GOAL OF THE EXERCISE. Find and copy each line of the records where the string "minmax" shows up.

EXTRACTED RECORDS.
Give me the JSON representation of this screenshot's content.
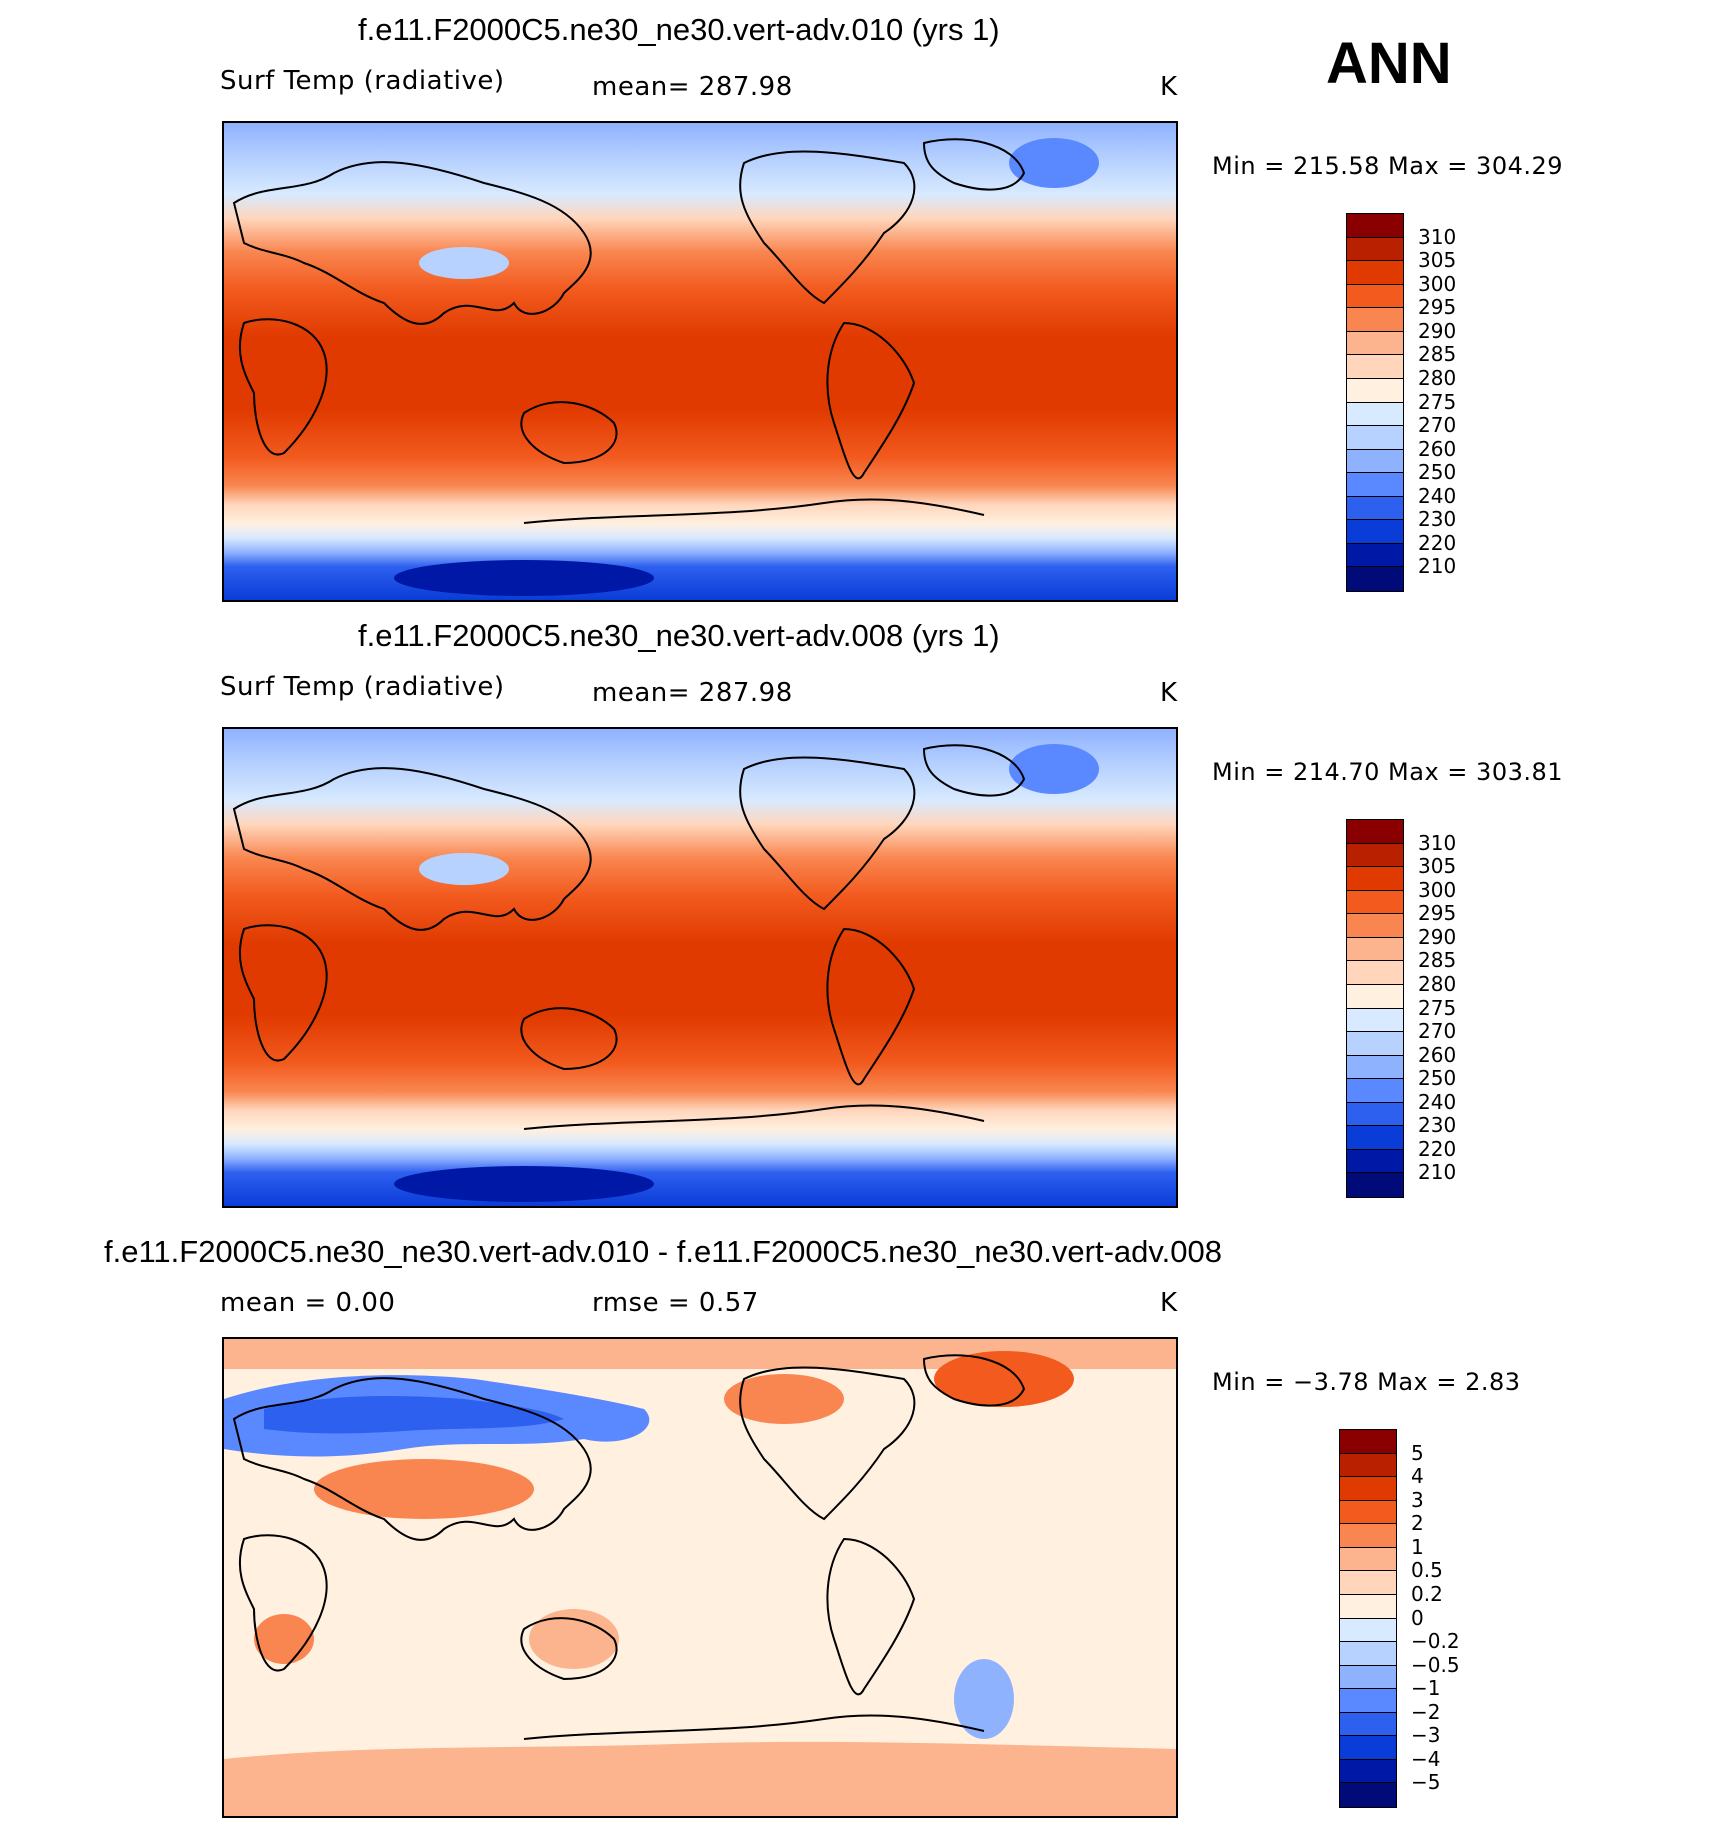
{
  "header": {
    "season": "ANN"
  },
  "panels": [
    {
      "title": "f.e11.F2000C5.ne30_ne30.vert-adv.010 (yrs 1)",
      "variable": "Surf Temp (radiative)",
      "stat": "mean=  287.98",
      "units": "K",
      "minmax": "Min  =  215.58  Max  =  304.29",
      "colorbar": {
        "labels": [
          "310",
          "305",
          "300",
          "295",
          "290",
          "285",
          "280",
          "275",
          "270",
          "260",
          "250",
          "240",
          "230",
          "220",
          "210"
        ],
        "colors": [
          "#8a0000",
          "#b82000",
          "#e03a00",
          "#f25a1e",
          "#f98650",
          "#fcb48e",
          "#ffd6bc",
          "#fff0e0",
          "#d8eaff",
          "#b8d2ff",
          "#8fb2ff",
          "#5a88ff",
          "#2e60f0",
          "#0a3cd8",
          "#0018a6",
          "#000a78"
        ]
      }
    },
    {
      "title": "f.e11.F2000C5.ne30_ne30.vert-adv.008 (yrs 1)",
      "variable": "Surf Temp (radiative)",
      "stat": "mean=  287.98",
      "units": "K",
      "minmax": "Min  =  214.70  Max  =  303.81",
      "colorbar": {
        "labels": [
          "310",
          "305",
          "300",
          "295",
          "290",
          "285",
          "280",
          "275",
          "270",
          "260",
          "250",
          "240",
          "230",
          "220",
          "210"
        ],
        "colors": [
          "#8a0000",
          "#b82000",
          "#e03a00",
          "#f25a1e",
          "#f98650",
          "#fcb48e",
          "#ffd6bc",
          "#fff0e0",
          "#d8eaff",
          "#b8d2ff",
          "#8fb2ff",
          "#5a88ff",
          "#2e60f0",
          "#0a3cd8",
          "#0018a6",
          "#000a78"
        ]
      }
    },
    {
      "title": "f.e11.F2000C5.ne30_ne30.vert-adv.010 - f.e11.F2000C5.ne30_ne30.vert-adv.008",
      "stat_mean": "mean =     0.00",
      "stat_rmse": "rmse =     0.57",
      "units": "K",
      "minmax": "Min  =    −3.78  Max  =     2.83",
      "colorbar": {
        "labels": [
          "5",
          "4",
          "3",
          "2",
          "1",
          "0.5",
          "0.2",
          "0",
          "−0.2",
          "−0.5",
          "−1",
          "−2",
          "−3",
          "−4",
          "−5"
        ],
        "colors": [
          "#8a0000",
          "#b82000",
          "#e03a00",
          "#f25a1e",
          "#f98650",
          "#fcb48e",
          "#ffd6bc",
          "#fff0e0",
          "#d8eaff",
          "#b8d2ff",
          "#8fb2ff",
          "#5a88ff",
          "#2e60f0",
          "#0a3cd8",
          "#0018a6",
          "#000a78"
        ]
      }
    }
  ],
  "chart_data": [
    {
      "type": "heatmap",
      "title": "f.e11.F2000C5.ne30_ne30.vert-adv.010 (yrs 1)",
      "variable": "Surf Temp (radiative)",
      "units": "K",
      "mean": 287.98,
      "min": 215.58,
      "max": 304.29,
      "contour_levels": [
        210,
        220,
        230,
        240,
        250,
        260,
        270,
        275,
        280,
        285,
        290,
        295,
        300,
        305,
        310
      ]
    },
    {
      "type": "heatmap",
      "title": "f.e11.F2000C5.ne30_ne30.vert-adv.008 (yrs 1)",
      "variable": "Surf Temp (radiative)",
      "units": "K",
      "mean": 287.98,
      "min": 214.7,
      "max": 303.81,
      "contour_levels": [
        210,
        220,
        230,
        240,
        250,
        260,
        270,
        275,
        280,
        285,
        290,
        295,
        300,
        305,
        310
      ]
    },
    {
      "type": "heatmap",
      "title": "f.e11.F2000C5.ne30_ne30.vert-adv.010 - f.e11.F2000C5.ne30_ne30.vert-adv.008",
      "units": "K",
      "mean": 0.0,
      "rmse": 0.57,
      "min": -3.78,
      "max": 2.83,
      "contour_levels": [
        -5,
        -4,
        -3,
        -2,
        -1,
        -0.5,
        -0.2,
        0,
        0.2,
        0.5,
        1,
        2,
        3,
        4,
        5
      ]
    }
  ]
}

--

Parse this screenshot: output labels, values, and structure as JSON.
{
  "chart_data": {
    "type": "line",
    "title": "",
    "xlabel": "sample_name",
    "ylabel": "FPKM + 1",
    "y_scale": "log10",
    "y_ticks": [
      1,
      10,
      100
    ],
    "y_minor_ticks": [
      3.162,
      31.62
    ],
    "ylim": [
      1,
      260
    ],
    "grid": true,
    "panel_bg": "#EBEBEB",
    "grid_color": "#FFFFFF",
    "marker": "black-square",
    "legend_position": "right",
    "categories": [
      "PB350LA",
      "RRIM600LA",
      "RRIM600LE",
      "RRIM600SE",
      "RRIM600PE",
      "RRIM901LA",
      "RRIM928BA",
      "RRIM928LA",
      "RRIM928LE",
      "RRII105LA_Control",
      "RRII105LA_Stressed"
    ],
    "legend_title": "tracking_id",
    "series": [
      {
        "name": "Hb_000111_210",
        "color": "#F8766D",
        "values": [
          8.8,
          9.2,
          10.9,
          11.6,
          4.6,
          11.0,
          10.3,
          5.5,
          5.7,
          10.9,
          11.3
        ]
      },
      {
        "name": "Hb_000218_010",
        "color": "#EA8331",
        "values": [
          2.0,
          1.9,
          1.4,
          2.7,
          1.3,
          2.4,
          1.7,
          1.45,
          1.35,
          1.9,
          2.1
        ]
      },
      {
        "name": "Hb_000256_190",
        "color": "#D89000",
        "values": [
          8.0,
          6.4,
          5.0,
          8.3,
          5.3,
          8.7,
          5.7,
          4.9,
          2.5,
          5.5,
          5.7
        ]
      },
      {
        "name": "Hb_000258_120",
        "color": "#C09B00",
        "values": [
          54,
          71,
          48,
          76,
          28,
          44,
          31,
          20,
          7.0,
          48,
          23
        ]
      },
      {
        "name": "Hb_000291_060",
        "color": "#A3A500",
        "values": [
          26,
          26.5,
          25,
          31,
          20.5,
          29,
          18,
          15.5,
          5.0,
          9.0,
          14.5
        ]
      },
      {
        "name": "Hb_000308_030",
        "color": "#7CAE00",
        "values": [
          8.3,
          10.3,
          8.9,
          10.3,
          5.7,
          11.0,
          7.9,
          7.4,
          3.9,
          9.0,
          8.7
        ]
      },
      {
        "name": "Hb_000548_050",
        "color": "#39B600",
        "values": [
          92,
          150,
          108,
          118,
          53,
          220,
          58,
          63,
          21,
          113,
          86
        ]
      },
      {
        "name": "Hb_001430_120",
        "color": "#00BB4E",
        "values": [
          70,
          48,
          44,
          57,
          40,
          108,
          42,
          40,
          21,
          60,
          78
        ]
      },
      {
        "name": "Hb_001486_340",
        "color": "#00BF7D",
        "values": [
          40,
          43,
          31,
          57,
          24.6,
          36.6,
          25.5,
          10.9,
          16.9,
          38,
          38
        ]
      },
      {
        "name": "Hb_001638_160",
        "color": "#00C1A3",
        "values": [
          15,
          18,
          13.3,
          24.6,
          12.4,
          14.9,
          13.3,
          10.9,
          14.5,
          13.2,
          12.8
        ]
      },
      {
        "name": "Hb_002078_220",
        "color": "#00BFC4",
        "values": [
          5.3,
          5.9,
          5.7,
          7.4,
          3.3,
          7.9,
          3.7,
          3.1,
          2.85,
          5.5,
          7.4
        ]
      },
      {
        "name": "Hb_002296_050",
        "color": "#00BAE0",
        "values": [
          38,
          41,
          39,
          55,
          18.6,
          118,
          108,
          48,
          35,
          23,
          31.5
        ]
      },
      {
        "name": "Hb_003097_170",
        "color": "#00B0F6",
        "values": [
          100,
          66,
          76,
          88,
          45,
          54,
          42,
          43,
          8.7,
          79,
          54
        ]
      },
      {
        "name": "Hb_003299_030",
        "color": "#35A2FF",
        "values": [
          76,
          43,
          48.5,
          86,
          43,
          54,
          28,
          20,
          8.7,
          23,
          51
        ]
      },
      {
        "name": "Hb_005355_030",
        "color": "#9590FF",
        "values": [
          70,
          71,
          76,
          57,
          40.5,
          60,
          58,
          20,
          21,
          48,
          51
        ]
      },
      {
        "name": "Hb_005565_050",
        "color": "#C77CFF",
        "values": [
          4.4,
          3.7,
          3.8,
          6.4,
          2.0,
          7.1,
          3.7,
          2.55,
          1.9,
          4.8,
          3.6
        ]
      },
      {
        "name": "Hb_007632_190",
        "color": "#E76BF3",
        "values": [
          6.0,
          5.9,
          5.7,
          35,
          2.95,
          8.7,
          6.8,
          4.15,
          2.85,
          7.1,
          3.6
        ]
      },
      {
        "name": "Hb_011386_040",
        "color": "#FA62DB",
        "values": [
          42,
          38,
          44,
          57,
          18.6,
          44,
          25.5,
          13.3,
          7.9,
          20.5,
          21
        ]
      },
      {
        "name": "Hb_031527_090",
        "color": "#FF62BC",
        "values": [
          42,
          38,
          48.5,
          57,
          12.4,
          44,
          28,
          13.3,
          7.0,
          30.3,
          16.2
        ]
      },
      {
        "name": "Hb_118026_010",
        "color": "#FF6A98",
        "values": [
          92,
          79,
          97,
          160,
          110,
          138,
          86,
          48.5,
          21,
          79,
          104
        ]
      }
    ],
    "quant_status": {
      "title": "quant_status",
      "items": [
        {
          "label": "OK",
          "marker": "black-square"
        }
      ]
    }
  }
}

---

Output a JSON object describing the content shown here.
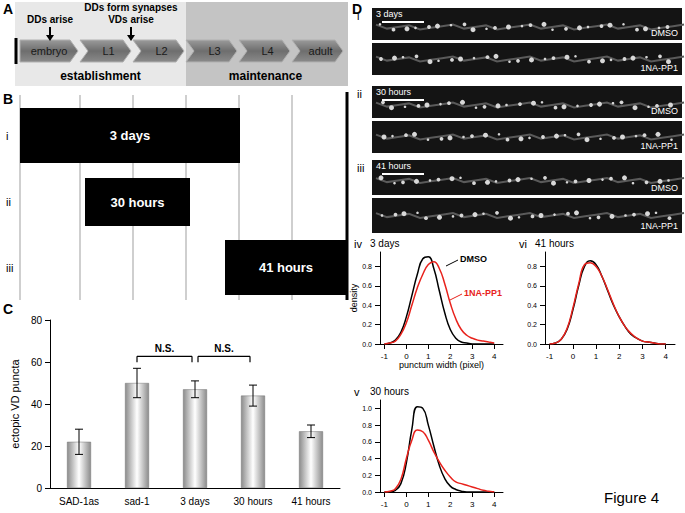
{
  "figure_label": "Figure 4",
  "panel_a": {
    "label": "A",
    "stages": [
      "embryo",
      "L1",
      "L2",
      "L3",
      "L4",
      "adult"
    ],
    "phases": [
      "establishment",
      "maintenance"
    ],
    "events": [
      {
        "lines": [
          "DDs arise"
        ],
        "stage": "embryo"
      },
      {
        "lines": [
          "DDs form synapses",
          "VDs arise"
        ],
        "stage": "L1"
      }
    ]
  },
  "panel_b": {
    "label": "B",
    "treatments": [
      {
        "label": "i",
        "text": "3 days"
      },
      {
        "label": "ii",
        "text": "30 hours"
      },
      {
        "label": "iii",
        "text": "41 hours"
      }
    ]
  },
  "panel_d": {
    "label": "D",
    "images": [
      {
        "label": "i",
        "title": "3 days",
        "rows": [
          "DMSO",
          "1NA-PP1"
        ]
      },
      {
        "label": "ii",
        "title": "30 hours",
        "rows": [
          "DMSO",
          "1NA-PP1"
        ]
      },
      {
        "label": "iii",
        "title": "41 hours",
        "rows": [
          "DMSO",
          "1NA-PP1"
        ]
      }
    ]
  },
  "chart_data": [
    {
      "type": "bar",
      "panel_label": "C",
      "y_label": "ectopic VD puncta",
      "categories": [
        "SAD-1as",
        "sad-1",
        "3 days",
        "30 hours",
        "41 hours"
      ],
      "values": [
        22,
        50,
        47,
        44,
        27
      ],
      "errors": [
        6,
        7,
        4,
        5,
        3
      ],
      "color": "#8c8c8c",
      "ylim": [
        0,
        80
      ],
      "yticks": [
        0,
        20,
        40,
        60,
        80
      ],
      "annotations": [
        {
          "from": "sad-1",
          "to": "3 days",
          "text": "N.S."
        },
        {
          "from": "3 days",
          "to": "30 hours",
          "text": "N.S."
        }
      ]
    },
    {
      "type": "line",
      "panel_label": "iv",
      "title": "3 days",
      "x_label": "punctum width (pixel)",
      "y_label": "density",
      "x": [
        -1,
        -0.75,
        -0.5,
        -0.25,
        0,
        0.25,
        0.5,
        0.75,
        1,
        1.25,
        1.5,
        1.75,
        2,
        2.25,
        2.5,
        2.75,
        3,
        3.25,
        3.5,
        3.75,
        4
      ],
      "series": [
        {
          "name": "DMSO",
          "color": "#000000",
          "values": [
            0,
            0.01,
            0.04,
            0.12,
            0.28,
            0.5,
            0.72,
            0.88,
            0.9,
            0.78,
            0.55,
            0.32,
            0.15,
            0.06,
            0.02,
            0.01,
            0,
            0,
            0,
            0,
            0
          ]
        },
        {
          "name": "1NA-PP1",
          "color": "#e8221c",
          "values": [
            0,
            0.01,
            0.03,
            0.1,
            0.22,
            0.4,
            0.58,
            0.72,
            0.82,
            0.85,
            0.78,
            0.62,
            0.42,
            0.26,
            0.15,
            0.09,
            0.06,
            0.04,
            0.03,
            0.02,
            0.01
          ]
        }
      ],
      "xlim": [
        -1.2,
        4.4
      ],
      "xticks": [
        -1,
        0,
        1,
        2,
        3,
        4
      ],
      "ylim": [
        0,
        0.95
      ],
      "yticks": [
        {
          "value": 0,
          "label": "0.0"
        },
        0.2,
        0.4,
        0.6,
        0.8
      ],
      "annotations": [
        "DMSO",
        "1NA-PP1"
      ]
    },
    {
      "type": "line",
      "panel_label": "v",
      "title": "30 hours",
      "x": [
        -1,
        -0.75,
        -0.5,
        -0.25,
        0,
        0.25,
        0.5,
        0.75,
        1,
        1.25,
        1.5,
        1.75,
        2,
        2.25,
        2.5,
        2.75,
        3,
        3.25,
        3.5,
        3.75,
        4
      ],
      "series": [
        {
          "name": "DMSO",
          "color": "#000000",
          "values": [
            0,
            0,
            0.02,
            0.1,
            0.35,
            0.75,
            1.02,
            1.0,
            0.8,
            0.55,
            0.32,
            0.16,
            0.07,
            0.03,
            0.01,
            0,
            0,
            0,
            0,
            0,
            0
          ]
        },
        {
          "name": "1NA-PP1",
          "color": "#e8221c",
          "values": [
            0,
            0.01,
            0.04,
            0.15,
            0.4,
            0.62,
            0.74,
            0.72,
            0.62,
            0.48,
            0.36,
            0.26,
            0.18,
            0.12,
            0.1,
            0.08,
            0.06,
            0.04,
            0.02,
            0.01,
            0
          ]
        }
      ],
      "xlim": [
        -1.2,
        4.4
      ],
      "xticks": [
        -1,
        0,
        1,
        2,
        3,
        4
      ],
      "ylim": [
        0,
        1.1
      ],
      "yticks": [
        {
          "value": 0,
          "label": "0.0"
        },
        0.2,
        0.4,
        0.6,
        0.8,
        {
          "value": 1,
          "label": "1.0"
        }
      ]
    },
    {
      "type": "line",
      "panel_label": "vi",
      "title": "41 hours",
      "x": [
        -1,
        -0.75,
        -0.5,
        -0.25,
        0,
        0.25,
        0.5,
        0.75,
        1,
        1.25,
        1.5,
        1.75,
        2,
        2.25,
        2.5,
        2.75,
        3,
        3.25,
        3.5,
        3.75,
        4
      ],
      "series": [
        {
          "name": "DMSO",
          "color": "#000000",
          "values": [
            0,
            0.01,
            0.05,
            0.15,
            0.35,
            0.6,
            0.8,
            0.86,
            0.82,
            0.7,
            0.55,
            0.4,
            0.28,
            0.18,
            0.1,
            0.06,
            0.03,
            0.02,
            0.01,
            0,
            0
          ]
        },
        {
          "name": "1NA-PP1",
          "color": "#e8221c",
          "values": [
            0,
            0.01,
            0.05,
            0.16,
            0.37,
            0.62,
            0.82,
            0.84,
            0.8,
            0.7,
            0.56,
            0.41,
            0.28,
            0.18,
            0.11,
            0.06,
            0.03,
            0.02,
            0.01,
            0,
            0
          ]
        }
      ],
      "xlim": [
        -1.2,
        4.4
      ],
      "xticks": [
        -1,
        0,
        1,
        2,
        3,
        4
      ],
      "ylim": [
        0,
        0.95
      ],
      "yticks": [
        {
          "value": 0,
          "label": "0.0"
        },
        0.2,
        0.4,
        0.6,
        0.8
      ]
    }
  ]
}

SOLUTION TO THE PROBLEM.
      "minmax": "Min  =  215.58  Max  =  304.29",
      "minmax": "Min  =  214.70  Max  =  303.81",
      "minmax": "Min  =    −3.78  Max  =     2.83",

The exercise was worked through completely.